** BEGIN Items **

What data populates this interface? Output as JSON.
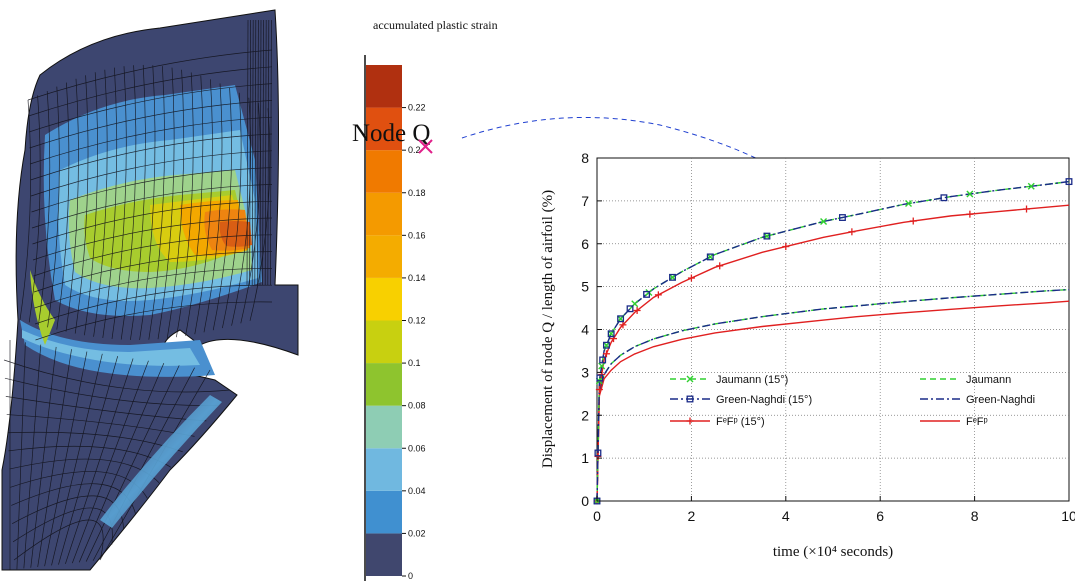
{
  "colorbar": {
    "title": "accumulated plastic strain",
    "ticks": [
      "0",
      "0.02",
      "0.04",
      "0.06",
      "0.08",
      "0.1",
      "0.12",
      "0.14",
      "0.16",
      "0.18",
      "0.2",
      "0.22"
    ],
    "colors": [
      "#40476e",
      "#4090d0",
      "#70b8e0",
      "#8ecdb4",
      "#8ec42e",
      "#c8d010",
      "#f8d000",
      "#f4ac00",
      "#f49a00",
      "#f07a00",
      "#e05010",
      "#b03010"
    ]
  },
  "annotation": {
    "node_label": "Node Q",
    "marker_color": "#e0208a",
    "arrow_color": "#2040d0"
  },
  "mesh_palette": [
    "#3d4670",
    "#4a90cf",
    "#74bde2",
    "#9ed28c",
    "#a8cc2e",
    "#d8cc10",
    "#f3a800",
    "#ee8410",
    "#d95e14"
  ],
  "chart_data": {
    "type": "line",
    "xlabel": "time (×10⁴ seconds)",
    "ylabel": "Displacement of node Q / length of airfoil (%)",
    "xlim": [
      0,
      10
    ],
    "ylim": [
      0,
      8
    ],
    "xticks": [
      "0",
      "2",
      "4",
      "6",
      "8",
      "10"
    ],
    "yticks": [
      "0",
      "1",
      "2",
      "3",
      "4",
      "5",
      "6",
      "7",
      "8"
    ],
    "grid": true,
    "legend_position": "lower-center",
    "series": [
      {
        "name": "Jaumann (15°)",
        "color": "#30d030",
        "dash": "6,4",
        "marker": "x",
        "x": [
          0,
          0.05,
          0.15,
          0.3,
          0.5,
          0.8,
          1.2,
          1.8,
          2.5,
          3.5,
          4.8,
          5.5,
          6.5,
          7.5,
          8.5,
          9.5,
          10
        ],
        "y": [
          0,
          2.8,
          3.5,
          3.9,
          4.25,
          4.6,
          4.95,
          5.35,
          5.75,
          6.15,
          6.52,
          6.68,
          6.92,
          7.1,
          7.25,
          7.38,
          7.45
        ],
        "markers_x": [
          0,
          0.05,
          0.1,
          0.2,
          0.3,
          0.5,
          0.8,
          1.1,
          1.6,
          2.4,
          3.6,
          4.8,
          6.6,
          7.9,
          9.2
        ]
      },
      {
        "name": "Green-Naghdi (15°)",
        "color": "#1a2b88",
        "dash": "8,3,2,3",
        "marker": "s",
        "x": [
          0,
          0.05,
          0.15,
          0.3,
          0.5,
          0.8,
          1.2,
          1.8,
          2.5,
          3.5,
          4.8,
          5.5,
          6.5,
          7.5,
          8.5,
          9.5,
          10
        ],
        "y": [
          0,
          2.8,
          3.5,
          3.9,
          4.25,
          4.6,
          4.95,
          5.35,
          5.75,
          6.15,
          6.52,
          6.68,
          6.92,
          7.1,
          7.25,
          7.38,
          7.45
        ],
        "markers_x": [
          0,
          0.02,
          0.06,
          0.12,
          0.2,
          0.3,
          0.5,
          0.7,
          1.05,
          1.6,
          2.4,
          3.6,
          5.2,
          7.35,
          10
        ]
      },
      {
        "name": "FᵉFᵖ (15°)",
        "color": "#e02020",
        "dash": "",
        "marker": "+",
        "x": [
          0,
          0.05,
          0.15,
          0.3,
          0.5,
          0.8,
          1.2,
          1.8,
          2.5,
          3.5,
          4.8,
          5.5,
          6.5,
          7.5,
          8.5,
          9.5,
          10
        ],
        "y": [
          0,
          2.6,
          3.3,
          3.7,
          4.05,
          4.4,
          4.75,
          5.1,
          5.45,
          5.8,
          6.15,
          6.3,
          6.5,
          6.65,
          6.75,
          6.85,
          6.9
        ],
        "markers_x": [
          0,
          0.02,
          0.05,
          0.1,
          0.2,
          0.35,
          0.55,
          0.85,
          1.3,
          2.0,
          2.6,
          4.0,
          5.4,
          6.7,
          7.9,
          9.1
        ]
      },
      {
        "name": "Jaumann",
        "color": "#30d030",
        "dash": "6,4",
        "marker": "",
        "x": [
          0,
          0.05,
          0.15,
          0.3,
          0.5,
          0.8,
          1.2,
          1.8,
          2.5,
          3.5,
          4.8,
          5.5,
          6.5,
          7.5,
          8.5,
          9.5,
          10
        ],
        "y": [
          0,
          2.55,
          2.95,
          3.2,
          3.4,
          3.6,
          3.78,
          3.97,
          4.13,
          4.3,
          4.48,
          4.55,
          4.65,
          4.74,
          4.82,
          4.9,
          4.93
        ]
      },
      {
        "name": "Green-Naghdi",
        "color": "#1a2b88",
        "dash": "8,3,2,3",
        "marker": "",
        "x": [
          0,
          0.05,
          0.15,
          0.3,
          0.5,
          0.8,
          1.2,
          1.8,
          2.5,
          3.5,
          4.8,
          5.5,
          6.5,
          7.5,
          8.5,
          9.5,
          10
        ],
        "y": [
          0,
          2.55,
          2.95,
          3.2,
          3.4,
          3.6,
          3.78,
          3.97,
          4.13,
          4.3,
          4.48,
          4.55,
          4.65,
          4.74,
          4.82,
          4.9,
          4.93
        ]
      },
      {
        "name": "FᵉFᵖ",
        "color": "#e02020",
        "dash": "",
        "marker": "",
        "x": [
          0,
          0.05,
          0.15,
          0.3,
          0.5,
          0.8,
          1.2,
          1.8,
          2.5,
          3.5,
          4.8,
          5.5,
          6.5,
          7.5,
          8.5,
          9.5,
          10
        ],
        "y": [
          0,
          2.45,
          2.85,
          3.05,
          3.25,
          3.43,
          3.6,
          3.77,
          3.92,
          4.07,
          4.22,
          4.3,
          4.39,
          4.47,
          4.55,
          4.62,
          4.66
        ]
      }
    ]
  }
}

** END Items **

What you will do: Which lines of the material contain the string "name"? List each of them.

Reply:
        "name": "Jaumann (15°)",
        "name": "Green-Naghdi (15°)",
        "name": "FᵉFᵖ (15°)",
        "name": "Jaumann",
        "name": "Green-Naghdi",
        "name": "FᵉFᵖ",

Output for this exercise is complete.